## BEGIN

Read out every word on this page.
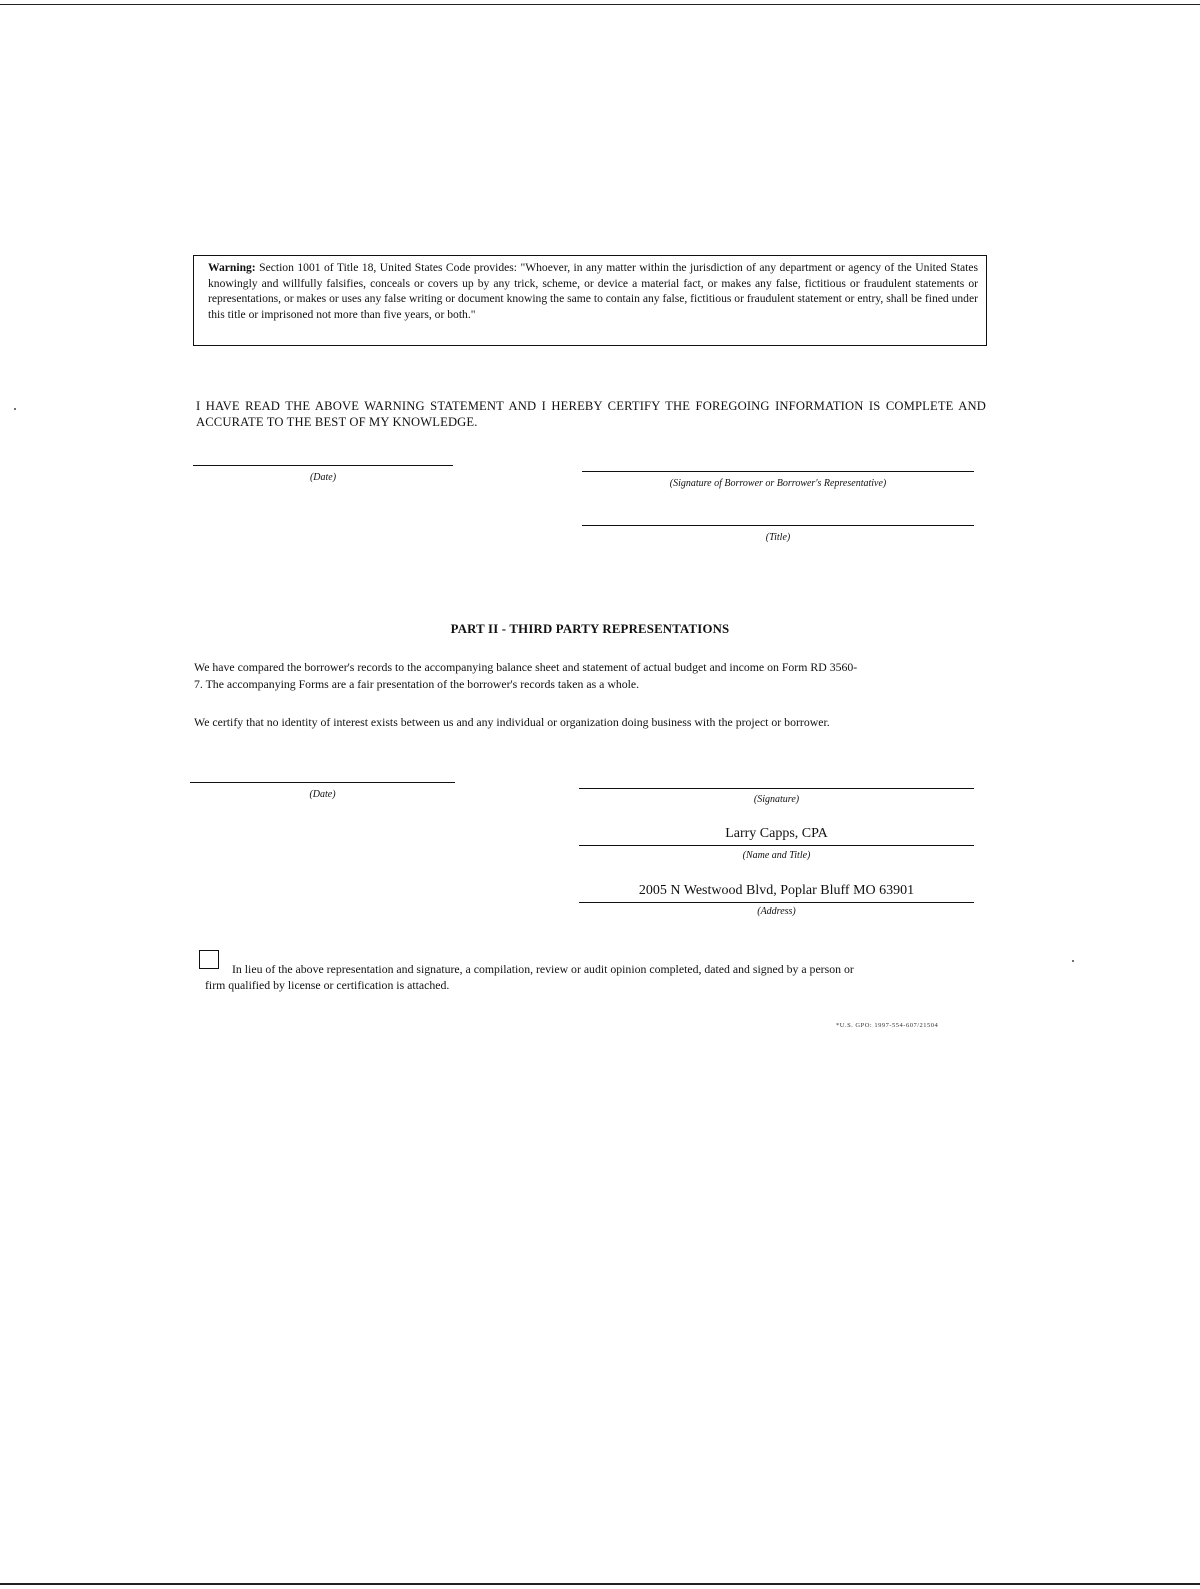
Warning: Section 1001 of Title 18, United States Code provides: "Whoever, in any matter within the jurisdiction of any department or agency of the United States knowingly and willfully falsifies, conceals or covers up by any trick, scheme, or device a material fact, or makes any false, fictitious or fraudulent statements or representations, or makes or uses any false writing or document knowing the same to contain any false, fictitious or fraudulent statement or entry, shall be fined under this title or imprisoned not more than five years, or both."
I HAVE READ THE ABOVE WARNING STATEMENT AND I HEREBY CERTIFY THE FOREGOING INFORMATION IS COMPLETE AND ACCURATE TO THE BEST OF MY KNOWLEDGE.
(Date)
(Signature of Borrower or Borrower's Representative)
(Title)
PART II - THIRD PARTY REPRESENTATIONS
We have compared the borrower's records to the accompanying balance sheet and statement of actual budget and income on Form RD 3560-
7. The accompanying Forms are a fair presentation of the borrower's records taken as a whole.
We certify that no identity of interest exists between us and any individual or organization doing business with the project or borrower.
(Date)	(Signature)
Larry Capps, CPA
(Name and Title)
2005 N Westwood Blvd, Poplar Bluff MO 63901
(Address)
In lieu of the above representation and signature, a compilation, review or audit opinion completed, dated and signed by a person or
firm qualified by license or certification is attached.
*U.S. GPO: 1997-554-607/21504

## END
## BEGIN

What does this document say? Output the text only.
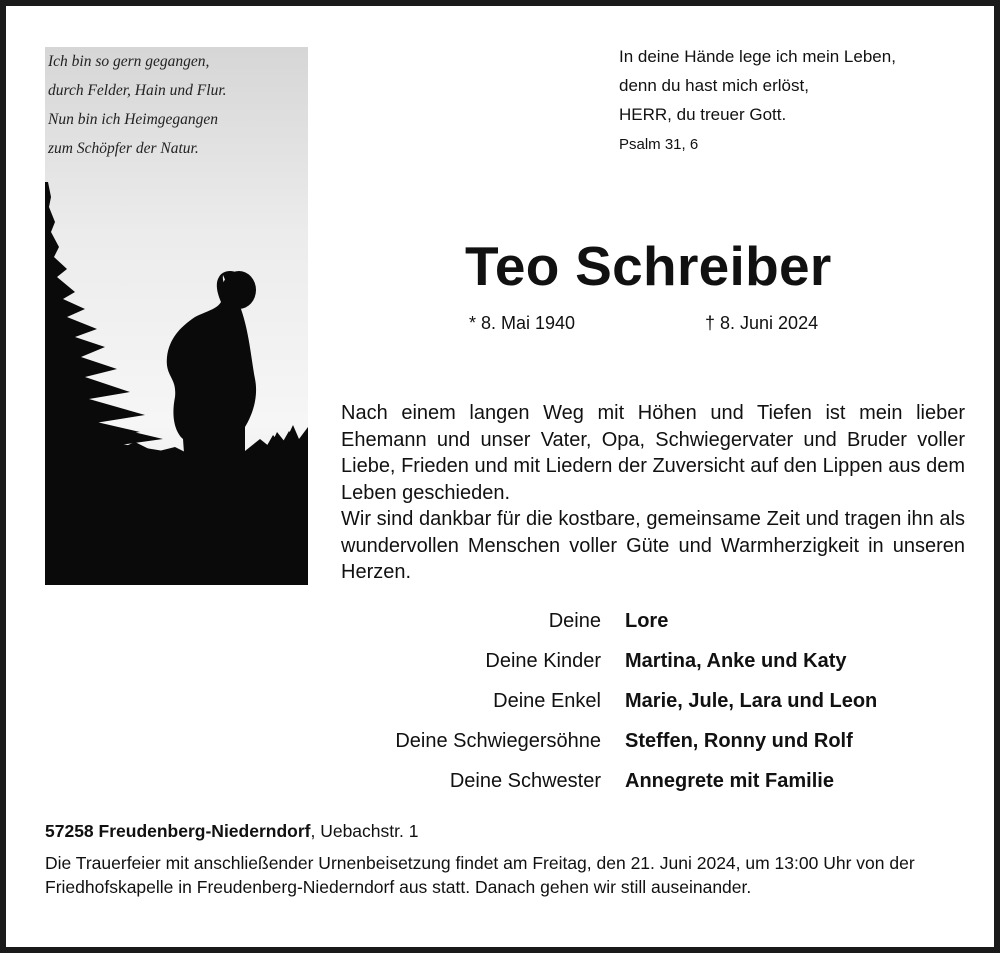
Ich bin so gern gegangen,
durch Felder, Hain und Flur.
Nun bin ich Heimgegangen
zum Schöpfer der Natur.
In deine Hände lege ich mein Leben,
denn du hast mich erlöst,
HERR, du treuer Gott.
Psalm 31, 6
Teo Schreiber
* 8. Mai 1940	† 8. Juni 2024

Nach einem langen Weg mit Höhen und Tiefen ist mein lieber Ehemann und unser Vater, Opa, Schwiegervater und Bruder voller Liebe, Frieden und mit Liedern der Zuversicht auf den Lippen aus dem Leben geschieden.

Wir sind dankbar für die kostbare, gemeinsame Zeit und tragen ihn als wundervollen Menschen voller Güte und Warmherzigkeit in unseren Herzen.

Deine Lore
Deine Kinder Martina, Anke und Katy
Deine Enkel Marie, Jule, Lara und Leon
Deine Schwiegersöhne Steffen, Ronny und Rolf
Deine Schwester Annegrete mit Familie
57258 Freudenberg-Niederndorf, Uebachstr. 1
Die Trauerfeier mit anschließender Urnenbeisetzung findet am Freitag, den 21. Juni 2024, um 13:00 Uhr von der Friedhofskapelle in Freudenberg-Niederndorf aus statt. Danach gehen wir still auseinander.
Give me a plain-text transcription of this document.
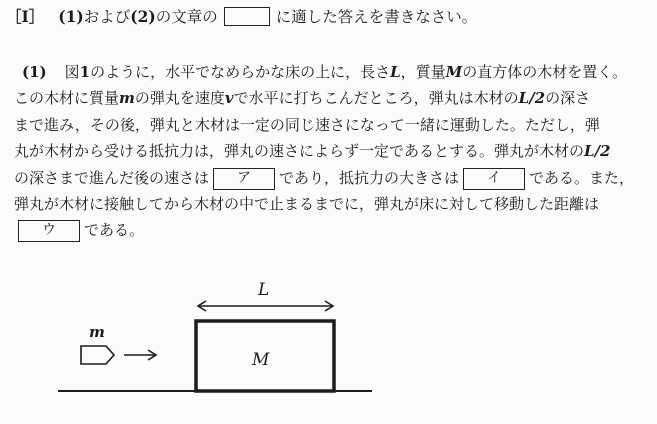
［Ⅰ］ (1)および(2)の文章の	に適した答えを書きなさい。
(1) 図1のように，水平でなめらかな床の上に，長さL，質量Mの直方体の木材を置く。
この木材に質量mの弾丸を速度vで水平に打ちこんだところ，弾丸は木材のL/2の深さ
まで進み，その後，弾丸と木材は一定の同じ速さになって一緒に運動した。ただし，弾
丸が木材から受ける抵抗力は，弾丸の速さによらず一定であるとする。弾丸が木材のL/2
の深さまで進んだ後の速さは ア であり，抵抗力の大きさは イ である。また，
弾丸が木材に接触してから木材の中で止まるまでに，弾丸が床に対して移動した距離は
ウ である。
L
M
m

## END
## BEGIN

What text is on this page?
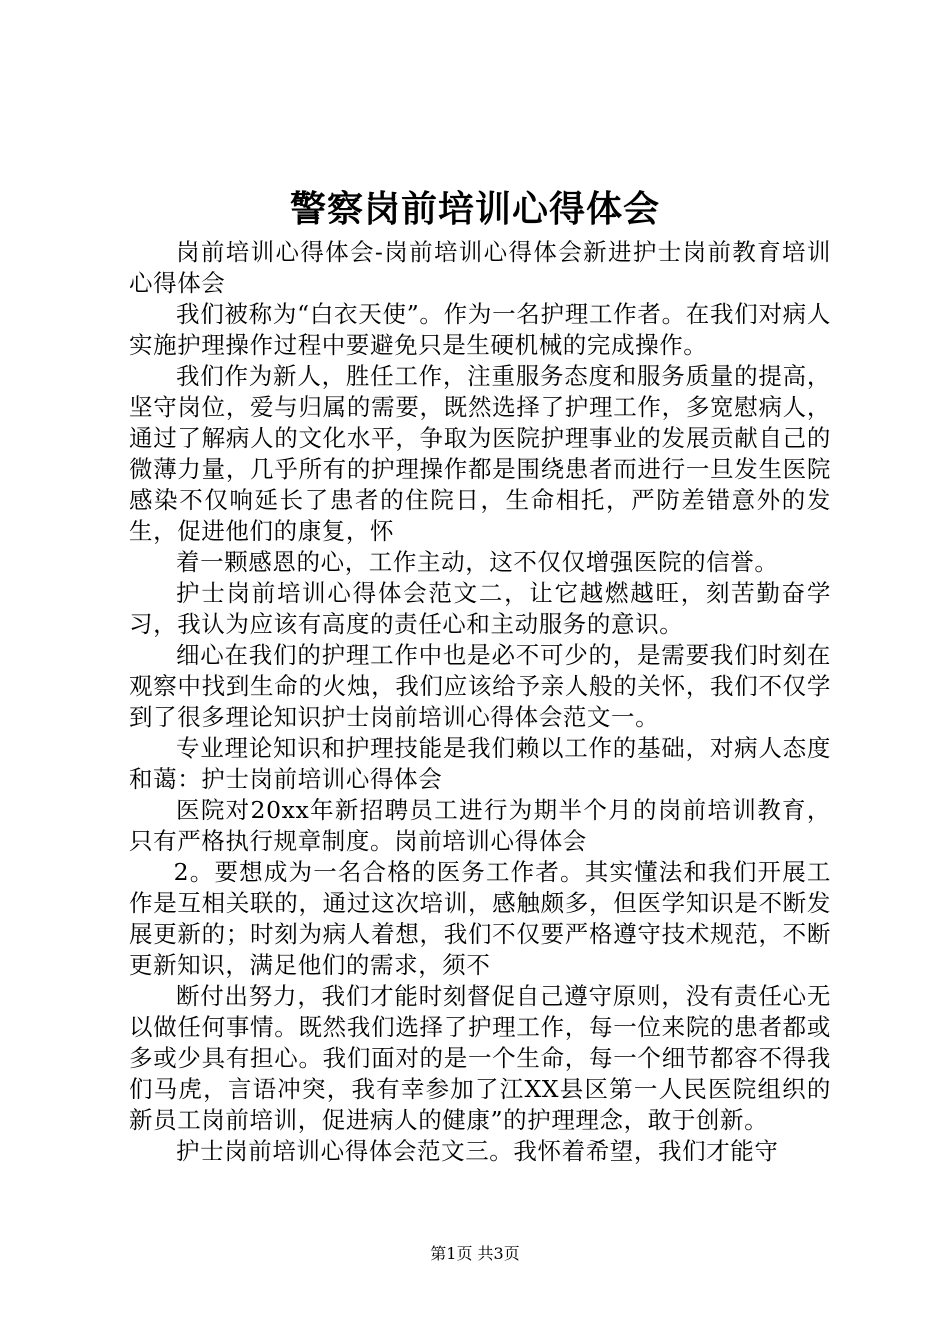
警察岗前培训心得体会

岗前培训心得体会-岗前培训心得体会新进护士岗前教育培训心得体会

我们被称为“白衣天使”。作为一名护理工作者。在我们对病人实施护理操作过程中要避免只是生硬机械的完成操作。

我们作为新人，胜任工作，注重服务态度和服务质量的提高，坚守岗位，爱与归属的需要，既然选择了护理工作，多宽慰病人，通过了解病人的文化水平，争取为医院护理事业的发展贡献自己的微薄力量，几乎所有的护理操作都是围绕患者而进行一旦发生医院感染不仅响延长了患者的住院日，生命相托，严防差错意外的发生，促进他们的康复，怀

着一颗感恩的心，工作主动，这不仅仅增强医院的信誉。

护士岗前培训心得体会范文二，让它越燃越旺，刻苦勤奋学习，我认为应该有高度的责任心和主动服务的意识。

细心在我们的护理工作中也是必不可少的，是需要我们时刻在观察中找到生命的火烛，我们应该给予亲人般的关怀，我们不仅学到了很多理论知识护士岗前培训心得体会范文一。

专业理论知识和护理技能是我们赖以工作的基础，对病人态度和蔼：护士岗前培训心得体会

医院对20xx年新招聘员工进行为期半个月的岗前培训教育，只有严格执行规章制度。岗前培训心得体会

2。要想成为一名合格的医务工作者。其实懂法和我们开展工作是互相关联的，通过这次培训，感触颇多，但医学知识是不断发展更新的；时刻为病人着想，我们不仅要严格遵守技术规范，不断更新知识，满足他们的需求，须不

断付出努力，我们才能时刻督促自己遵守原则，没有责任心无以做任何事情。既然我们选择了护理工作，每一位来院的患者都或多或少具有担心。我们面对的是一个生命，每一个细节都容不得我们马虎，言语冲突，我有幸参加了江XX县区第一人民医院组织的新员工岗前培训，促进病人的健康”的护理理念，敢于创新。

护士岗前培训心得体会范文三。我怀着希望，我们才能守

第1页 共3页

## END

**Short problem:**
From the entries above, pull out each line that includes "Niederndorf".

**Completed exercise:**
57258 Freudenberg-Niederndorf, Uebachstr. 1
Die Trauerfeier mit anschließender Urnenbeisetzung findet am Freitag, den 21. Juni 2024, um 13:00 Uhr von der Friedhofskapelle in Freudenberg-Niederndorf aus statt. Danach gehen wir still auseinander.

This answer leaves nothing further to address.